§ **STATED PROBLEM**
Output nothing but the lines from the line with "What does this" through the end of the listing below, both ends included.

§ **DATA EXTRACT**
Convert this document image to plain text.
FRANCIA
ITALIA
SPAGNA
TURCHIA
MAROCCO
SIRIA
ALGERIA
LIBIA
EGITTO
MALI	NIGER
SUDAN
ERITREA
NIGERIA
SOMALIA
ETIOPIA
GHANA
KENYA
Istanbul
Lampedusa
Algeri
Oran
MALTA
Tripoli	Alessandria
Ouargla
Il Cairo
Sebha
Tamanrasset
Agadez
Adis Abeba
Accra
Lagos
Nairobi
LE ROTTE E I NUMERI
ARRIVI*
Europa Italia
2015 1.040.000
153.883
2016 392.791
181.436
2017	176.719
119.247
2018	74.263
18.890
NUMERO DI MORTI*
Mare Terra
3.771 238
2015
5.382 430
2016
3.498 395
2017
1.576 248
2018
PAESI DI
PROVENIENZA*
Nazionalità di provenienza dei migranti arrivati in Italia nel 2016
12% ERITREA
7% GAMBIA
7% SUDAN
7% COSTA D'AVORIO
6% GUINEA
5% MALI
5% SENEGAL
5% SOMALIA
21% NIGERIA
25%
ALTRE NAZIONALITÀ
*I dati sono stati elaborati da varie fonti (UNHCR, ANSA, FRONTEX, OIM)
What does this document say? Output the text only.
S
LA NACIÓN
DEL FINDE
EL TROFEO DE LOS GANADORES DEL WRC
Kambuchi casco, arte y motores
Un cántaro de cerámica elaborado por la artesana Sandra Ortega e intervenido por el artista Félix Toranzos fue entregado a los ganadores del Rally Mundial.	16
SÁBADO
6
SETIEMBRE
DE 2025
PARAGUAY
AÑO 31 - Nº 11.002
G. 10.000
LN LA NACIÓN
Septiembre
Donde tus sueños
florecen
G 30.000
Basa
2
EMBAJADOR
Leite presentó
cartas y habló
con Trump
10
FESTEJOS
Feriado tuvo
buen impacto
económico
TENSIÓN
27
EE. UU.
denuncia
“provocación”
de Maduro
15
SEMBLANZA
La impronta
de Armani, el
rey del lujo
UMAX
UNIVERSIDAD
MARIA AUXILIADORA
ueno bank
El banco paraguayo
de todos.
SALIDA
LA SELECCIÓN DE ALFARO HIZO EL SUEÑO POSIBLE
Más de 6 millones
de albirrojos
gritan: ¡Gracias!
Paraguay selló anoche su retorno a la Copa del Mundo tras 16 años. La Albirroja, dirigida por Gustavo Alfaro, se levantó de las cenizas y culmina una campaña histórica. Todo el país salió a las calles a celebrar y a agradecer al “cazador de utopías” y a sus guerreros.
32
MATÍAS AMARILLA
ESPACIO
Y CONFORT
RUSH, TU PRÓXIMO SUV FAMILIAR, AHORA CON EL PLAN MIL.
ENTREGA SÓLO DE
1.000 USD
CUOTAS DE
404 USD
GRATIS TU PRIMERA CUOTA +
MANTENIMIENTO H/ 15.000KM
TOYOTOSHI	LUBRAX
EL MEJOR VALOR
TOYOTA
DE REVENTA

§ **TASK ANSWER**
What does this document say? Output the text only.
S
LA NACIÓN
DEL FINDE
EL TROFEO DE LOS GANADORES DEL WRC
Kambuchi casco, arte y motores
Un cántaro de cerámica elaborado por la artesana Sandra Ortega e intervenido por el artista Félix Toranzos fue entregado a los ganadores del Rally Mundial.	16
SÁBADO
6
SETIEMBRE
DE 2025
PARAGUAY
AÑO 31 - Nº 11.002
G. 10.000
LN LA NACIÓN
Septiembre
Donde tus sueños
florecen
G 30.000
Basa
2
EMBAJADOR
Leite presentó
cartas y habló
con Trump
10
FESTEJOS
Feriado tuvo
buen impacto
económico
TENSIÓN
27
EE. UU.
denuncia
“provocación”
de Maduro
15
SEMBLANZA
La impronta
de Armani, el
rey del lujo
UMAX
UNIVERSIDAD
MARIA AUXILIADORA
ueno bank
El banco paraguayo
de todos.
SALIDA
LA SELECCIÓN DE ALFARO HIZO EL SUEÑO POSIBLE
Más de 6 millones
de albirrojos
gritan: ¡Gracias!
Paraguay selló anoche su retorno a la Copa del Mundo tras 16 años. La Albirroja, dirigida por Gustavo Alfaro, se levantó de las cenizas y culmina una campaña histórica. Todo el país salió a las calles a celebrar y a agradecer al “cazador de utopías” y a sus guerreros.
32
MATÍAS AMARILLA
ESPACIO
Y CONFORT
RUSH, TU PRÓXIMO SUV FAMILIAR, AHORA CON EL PLAN MIL.
ENTREGA SÓLO DE
1.000 USD
CUOTAS DE
404 USD
GRATIS TU PRIMERA CUOTA +
MANTENIMIENTO H/ 15.000KM
TOYOTOSHI	LUBRAX
EL MEJOR VALOR
TOYOTA
DE REVENTA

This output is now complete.